__Directive 1__
Copy the listing word for word, from its first line down to and including the line holding "square-marker xyxy=(504,386,513,395)".

__Document passage__
(begin)
This is work in progress, but wanted to get any initial review I can get @calellowitz

sravfeyn · 2024-07-01T07:14:08Z

commcare_connect/events/models..py

+
+
+class RecordsFlagged(InferredEventSpec):
+


This style of inferred events allows us to avoid saving redundant info on Event model.

sravfeyn · 2024-07-01T07:17:07Z

commcare_connect/events/tasks.py

+
+
+@celery_app.task
+def process_events_batch():


I have gone this route over few other options

Simpler option: single celery task for saving each event would be simpler, but would be too much of a celery overhead and doesn't take advantage of ability to save in bulk which should enable better performance.

Complicated option using kafka would enable to do this in much more scalable way, but it would be probably an overkill for now.

We can run this task periodically, say every 30 seconds.

Thanks for describing your thought process a bit. A few questions

Why redis instead of postgres for the queue?

Why does this need to be async at all? I can imagine its slightly faster to write to redis than postgres, but if we are doing a network write for every event anyway, I am surprised this is much more efficient than just writing directly to postgres?

Main reason being: Wouldn't writing to redis (in memory) be faster than writing to Postgres DB (on disk)? This also allows less number of writes to Postgres (because they are committed in batches) which should make it that much less probable for the DB to run into performance issues.
(end)
__Stored records__
(begin)
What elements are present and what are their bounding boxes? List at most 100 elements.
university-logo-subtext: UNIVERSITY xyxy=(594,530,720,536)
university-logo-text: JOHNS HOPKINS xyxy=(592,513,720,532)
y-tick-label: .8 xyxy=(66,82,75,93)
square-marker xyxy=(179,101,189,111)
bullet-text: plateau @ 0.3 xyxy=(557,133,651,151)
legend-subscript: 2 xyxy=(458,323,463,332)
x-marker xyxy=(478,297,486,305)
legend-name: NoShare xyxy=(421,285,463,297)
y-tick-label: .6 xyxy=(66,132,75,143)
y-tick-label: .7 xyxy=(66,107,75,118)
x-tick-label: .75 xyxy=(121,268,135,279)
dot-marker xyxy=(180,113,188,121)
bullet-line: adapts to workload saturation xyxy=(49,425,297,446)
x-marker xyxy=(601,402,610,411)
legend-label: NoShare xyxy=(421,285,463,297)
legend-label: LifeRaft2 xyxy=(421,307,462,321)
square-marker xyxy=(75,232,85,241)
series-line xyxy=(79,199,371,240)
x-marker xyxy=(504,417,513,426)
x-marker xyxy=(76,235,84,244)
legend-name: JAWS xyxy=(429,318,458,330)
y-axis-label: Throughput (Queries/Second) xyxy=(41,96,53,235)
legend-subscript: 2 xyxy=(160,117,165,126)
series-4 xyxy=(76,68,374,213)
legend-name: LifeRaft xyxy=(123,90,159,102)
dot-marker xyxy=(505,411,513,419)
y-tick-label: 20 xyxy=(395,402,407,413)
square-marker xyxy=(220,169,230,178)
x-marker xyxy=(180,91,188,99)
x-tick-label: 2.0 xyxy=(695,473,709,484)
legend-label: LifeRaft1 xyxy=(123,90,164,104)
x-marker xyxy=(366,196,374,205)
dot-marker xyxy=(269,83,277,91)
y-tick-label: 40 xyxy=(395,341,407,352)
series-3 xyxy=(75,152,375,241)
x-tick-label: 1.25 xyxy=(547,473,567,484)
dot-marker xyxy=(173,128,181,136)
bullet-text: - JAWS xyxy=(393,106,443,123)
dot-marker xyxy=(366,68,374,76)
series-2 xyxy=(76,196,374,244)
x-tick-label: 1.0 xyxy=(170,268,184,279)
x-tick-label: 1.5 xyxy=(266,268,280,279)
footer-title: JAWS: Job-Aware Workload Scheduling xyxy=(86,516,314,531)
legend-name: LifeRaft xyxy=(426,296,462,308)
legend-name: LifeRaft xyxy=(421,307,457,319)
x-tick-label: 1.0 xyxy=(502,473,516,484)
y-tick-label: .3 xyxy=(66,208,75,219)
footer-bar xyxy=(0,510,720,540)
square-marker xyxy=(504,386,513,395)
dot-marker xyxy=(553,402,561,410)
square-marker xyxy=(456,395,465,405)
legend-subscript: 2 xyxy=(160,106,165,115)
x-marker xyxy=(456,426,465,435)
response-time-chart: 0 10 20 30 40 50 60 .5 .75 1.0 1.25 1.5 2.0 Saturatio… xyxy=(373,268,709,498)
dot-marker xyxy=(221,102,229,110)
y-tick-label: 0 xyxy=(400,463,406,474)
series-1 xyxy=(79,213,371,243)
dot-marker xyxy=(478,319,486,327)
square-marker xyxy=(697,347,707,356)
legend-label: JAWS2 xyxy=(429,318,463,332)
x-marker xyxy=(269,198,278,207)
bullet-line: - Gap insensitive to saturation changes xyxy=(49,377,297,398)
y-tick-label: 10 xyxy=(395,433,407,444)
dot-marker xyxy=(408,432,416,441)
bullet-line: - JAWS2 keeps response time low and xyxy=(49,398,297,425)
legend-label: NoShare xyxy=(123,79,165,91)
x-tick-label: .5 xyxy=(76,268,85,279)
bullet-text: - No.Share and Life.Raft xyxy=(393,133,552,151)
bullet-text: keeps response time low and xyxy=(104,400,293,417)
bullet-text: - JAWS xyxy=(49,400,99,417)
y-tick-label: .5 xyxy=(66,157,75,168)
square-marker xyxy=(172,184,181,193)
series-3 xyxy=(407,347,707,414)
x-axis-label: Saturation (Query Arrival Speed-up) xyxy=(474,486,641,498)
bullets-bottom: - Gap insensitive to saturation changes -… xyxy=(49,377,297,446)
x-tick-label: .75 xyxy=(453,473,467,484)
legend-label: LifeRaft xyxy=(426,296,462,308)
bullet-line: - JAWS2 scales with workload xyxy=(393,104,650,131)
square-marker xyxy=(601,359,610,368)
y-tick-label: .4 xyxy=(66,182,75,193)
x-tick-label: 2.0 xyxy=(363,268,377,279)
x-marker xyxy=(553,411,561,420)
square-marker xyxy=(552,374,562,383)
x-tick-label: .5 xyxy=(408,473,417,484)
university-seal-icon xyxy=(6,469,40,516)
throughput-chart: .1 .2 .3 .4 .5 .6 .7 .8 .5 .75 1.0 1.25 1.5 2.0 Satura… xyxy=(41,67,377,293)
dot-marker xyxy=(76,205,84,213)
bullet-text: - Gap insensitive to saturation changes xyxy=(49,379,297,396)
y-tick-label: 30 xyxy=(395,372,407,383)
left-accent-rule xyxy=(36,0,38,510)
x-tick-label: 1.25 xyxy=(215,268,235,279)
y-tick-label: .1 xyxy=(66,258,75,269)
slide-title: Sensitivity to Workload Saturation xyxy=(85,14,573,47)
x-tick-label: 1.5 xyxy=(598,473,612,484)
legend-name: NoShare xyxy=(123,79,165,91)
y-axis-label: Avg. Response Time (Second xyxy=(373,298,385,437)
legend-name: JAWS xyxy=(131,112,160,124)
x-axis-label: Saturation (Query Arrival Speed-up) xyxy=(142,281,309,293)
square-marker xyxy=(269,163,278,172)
(end)
__Directive 2__
Write the next part of the code-review thread about queuing events in Redis before batch writes to Postgres, picking up after its last sentence.

__Task result 1__
What elements are present and what are their bounding boxes? List at most 100 elements.
university-logo-subtext: UNIVERSITY xyxy=(594,530,720,536)
university-logo-text: JOHNS HOPKINS xyxy=(592,513,720,532)
y-tick-label: .8 xyxy=(66,82,75,93)
square-marker xyxy=(179,101,189,111)
bullet-text: plateau @ 0.3 xyxy=(557,133,651,151)
legend-subscript: 2 xyxy=(458,323,463,332)
x-marker xyxy=(478,297,486,305)
legend-name: NoShare xyxy=(421,285,463,297)
y-tick-label: .6 xyxy=(66,132,75,143)
y-tick-label: .7 xyxy=(66,107,75,118)
x-tick-label: .75 xyxy=(121,268,135,279)
dot-marker xyxy=(180,113,188,121)
bullet-line: adapts to workload saturation xyxy=(49,425,297,446)
x-marker xyxy=(601,402,610,411)
legend-label: NoShare xyxy=(421,285,463,297)
legend-label: LifeRaft2 xyxy=(421,307,462,321)
square-marker xyxy=(75,232,85,241)
series-line xyxy=(79,199,371,240)
x-marker xyxy=(504,417,513,426)
x-marker xyxy=(76,235,84,244)
legend-name: JAWS xyxy=(429,318,458,330)
y-axis-label: Throughput (Queries/Second) xyxy=(41,96,53,235)
legend-subscript: 2 xyxy=(160,117,165,126)
series-4 xyxy=(76,68,374,213)
legend-name: LifeRaft xyxy=(123,90,159,102)
dot-marker xyxy=(505,411,513,419)
y-tick-label: 20 xyxy=(395,402,407,413)
square-marker xyxy=(220,169,230,178)
x-marker xyxy=(180,91,188,99)
x-tick-label: 2.0 xyxy=(695,473,709,484)
legend-label: LifeRaft1 xyxy=(123,90,164,104)
x-marker xyxy=(366,196,374,205)
dot-marker xyxy=(269,83,277,91)
y-tick-label: 40 xyxy=(395,341,407,352)
series-3 xyxy=(75,152,375,241)
x-tick-label: 1.25 xyxy=(547,473,567,484)
dot-marker xyxy=(173,128,181,136)
bullet-text: - JAWS xyxy=(393,106,443,123)
dot-marker xyxy=(366,68,374,76)
series-2 xyxy=(76,196,374,244)
x-tick-label: 1.0 xyxy=(170,268,184,279)
x-tick-label: 1.5 xyxy=(266,268,280,279)
footer-title: JAWS: Job-Aware Workload Scheduling xyxy=(86,516,314,531)
legend-name: LifeRaft xyxy=(426,296,462,308)
legend-name: LifeRaft xyxy=(421,307,457,319)
x-tick-label: 1.0 xyxy=(502,473,516,484)
y-tick-label: .3 xyxy=(66,208,75,219)
footer-bar xyxy=(0,510,720,540)
square-marker xyxy=(504,386,513,395)

__Task result 2__
I would rather we start with a purely synchronous implementation for now if we want to be sure about event durability. We can always make these async later, but this adds a lot of complexity for something we aren't sure we need yet. If we do want to make it async, I think we should use celery unless we have a very strong reason not to since we are already using that. That keeps us to only one async task method in our code and makes it a bit easier to manage.

I am pretty sure that it would impact performance in sync mode, at least in some cases if not all. For e.g. in process_learn_form we need to track multiple events (Finishes a Module, Finishes all Modules, Failed Assessment, Succeeded Assessment). Without async, these will add up enough to slow down the request.

(Though, may be this isn't a big issue if these requests are coming from Repeaters as opposed to directly from mobile submissions.)

And if we do separate task for each event, we are going to face lot of constant celery troubleshooting. We have like 47 lines of code to do async and a single periodic task. I don't feel that qualifies for 'lot of complexity'.

I am happy to remove all the async code or make it multiple individual tasks, but ¯_(ツ)_/, you will have to handle if/when things slow down 🐢 ⌛ 🐌 or if we end up doing constant celery firefighting 🧯 🔥 🚒

My instinct was that nearly all of these come from background tasks (like approvals) or non time sensitive requests. It is certainly possible that future ones won't (the mobile endpoint should be performant, but we also need to be able to tell mobile whether the write succeeded and we can't do that with an async task anyway), and we can deal with async then, but at this point it seems more important to have guarantees. I am also less convinced of the long term sustainability of this implementation. My understanding of the code is that if any event has an issue, no events will ever be written, based on the error handling there. For example if mobile sends a new event and we havent yet migrated, or a web dev forgets to add the migration. That seems quite dangerous. Additionally its not paged at all, if the list is very long (maybe mobile sends a bunch at once), it could consume a lot of memory.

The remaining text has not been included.